Task instructions.
Tally the lines in these records that hold the string "Crown", and reply with the number alone.

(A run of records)
━━━━━━━━━━━━━━━━━━━━━━━━━━━━━━

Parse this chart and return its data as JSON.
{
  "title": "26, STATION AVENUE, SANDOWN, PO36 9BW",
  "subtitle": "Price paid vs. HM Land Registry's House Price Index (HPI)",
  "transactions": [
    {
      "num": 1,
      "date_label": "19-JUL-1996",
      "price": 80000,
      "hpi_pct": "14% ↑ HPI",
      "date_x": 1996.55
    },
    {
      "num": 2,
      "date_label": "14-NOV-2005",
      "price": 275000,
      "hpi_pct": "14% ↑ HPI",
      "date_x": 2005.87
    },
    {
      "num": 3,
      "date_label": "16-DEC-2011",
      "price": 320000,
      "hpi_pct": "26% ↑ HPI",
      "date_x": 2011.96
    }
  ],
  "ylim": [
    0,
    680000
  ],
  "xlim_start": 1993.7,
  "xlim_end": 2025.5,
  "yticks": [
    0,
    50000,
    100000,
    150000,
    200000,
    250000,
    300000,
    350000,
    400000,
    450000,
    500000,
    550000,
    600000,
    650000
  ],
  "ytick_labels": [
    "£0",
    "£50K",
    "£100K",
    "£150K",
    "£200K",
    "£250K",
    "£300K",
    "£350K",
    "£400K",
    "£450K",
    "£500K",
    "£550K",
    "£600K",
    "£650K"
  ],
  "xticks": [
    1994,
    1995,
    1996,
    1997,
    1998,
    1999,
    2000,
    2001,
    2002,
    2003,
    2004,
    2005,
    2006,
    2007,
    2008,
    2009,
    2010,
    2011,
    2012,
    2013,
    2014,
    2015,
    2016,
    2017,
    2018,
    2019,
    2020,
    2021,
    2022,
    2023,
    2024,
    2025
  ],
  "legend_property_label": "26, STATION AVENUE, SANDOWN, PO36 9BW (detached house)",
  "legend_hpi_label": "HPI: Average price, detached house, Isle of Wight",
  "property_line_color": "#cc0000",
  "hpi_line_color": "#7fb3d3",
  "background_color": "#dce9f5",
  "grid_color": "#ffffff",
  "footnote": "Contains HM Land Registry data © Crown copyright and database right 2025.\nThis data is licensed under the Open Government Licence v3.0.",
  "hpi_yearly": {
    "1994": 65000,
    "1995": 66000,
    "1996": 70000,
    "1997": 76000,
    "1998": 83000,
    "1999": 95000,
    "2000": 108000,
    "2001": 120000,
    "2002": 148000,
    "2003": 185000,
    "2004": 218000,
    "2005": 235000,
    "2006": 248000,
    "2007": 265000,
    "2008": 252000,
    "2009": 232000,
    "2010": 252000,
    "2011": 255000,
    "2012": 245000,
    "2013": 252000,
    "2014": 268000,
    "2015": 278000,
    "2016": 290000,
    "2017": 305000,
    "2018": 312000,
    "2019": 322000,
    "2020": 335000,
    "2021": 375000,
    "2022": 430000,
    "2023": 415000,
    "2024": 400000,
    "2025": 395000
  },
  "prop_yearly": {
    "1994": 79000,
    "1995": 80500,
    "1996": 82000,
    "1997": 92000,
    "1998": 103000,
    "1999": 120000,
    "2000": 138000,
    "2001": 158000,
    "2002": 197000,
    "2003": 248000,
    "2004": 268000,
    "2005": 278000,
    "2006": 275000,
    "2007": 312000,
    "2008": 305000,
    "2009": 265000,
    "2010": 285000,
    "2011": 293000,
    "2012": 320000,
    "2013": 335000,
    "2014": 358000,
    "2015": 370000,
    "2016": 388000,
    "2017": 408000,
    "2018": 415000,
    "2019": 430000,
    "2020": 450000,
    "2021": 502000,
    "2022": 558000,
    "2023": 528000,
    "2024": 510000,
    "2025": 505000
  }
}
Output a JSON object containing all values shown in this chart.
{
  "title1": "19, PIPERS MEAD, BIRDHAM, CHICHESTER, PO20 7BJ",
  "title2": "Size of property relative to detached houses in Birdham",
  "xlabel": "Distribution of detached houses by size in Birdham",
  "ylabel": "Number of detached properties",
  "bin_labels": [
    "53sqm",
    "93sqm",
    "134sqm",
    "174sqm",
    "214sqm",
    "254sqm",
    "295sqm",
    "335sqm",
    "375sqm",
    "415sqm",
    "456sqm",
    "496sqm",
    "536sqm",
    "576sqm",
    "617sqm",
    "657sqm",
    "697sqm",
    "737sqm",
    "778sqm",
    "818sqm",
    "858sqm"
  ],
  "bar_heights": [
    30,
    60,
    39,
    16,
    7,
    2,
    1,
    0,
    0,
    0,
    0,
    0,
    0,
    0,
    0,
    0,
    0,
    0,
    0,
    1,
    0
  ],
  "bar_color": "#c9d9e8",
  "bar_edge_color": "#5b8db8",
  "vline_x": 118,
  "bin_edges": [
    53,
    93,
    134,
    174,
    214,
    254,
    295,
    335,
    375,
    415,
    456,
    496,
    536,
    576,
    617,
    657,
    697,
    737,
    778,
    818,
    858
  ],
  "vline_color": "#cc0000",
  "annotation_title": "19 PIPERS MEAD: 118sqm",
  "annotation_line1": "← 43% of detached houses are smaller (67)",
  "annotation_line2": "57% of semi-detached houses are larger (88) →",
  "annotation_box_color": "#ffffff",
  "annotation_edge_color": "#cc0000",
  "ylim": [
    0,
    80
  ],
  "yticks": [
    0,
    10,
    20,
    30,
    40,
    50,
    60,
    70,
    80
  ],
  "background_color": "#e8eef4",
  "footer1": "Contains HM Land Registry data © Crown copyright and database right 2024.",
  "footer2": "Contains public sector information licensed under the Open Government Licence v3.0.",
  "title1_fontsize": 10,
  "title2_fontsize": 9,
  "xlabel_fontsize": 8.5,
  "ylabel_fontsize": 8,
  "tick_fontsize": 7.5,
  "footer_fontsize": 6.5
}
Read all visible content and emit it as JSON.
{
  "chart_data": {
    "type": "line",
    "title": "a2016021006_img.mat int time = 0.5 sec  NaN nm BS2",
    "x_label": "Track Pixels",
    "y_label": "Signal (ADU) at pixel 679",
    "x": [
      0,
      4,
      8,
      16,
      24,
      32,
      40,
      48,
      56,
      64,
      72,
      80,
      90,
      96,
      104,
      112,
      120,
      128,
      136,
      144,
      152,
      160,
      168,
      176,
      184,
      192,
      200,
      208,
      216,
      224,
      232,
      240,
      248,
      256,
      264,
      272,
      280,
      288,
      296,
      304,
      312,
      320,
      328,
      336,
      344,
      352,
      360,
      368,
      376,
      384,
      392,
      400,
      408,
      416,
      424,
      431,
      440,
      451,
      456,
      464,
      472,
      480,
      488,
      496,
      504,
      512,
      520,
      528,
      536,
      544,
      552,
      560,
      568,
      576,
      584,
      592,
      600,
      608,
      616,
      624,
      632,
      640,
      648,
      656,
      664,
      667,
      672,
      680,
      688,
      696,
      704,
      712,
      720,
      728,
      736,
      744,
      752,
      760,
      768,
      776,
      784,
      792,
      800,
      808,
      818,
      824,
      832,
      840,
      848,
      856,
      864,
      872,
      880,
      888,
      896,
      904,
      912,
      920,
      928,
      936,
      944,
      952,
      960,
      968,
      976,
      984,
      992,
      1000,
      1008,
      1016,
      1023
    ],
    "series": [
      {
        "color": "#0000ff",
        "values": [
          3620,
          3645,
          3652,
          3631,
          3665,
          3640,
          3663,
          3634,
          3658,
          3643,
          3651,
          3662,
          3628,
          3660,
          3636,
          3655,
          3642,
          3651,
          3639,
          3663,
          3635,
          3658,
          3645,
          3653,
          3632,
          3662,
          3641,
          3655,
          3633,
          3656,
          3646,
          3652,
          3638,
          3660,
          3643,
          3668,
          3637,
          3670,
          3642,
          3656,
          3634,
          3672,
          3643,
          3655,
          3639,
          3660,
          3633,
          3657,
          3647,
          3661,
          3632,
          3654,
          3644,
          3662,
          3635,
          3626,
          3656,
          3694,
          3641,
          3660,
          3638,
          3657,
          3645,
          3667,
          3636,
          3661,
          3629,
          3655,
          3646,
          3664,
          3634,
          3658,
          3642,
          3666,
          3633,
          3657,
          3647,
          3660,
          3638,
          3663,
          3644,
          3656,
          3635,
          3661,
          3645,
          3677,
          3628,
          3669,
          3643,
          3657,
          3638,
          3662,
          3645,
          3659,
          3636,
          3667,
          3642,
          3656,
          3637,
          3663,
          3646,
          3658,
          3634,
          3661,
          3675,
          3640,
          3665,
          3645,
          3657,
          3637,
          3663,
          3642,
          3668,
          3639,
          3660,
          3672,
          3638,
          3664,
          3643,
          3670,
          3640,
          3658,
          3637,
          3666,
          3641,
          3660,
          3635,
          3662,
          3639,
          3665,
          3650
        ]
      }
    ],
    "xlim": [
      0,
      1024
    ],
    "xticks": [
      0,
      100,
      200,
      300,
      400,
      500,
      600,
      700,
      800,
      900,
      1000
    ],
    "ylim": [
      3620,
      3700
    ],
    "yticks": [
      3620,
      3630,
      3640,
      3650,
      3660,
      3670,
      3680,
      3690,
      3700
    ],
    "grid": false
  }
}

━━━━━━━━━━━━━━━━━━━━━━━━━━━━━━

Task answer.
2